<<<<

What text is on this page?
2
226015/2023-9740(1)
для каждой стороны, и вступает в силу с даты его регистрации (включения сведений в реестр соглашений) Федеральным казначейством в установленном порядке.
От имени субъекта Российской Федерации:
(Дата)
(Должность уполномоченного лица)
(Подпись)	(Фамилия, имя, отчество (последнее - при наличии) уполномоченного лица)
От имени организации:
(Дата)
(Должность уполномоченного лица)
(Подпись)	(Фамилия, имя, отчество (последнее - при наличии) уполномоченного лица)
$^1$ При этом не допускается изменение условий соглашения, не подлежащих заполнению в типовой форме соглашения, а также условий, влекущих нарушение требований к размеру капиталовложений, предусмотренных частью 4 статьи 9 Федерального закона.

>>>>

**What to do**
From the records above, extract every line exactly as it stands.

**Result**
What text is on this page?
2
226015/2023-9740(1)
для каждой стороны, и вступает в силу с даты его регистрации (включения сведений в реестр соглашений) Федеральным казначейством в установленном порядке.
От имени субъекта Российской Федерации:
(Дата)
(Должность уполномоченного лица)
(Подпись)	(Фамилия, имя, отчество (последнее - при наличии) уполномоченного лица)
От имени организации:
(Дата)
(Должность уполномоченного лица)
(Подпись)	(Фамилия, имя, отчество (последнее - при наличии) уполномоченного лица)
$^1$ При этом не допускается изменение условий соглашения, не подлежащих заполнению в типовой форме соглашения, а также условий, влекущих нарушение требований к размеру капиталовложений, предусмотренных частью 4 статьи 9 Федерального закона.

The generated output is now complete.